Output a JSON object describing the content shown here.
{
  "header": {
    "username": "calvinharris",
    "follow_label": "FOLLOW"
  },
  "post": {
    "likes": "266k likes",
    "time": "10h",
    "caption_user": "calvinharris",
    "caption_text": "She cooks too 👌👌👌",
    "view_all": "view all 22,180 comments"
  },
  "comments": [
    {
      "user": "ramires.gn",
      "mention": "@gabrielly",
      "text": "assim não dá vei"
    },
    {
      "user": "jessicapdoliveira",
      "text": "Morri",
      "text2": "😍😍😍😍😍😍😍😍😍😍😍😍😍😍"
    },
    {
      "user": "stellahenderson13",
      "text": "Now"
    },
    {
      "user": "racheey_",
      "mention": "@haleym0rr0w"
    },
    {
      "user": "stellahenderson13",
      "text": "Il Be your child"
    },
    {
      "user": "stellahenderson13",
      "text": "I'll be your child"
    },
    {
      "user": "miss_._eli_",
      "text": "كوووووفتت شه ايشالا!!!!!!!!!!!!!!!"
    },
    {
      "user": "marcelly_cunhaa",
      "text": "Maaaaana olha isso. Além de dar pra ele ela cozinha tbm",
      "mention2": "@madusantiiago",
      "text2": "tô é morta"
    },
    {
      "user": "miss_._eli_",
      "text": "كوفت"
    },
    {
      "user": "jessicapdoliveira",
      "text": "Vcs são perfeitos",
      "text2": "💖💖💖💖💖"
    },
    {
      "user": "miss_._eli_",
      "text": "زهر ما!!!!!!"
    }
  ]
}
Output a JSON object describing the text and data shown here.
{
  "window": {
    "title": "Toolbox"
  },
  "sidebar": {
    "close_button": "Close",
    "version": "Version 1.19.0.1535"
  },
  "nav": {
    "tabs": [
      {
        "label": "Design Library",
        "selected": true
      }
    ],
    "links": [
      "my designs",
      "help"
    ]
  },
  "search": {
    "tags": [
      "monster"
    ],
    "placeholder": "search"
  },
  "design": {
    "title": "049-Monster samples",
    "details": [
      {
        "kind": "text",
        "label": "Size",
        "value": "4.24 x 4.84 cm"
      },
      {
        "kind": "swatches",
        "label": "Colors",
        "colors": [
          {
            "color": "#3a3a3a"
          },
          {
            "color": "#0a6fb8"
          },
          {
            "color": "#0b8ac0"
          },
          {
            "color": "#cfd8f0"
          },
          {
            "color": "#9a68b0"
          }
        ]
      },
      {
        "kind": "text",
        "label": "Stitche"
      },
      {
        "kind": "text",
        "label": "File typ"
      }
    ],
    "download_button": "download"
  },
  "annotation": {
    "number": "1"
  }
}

INSTRUCTION: Go through the listing and copy all of it exactly.

THE ANSWER:
Output a JSON object describing the content shown here.
{
  "header": {
    "username": "calvinharris",
    "follow_label": "FOLLOW"
  },
  "post": {
    "likes": "266k likes",
    "time": "10h",
    "caption_user": "calvinharris",
    "caption_text": "She cooks too 👌👌👌",
    "view_all": "view all 22,180 comments"
  },
  "comments": [
    {
      "user": "ramires.gn",
      "mention": "@gabrielly",
      "text": "assim não dá vei"
    },
    {
      "user": "jessicapdoliveira",
      "text": "Morri",
      "text2": "😍😍😍😍😍😍😍😍😍😍😍😍😍😍"
    },
    {
      "user": "stellahenderson13",
      "text": "Now"
    },
    {
      "user": "racheey_",
      "mention": "@haleym0rr0w"
    },
    {
      "user": "stellahenderson13",
      "text": "Il Be your child"
    },
    {
      "user": "stellahenderson13",
      "text": "I'll be your child"
    },
    {
      "user": "miss_._eli_",
      "text": "كوووووفتت شه ايشالا!!!!!!!!!!!!!!!"
    },
    {
      "user": "marcelly_cunhaa",
      "text": "Maaaaana olha isso. Além de dar pra ele ela cozinha tbm",
      "mention2": "@madusantiiago",
      "text2": "tô é morta"
    },
    {
      "user": "miss_._eli_",
      "text": "كوفت"
    },
    {
      "user": "jessicapdoliveira",
      "text": "Vcs são perfeitos",
      "text2": "💖💖💖💖💖"
    },
    {
      "user": "miss_._eli_",
      "text": "زهر ما!!!!!!"
    }
  ]
}
Output a JSON object describing the text and data shown here.
{
  "window": {
    "title": "Toolbox"
  },
  "sidebar": {
    "close_button": "Close",
    "version": "Version 1.19.0.1535"
  },
  "nav": {
    "tabs": [
      {
        "label": "Design Library",
        "selected": true
      }
    ],
    "links": [
      "my designs",
      "help"
    ]
  },
  "search": {
    "tags": [
      "monster"
    ],
    "placeholder": "search"
  },
  "design": {
    "title": "049-Monster samples",
    "details": [
      {
        "kind": "text",
        "label": "Size",
        "value": "4.24 x 4.84 cm"
      },
      {
        "kind": "swatches",
        "label": "Colors",
        "colors": [
          {
            "color": "#3a3a3a"
          },
          {
            "color": "#0a6fb8"
          },
          {
            "color": "#0b8ac0"
          },
          {
            "color": "#cfd8f0"
          },
          {
            "color": "#9a68b0"
          }
        ]
      },
      {
        "kind": "text",
        "label": "Stitche"
      },
      {
        "kind": "text",
        "label": "File typ"
      }
    ],
    "download_button": "download"
  },
  "annotation": {
    "number": "1"
  }
}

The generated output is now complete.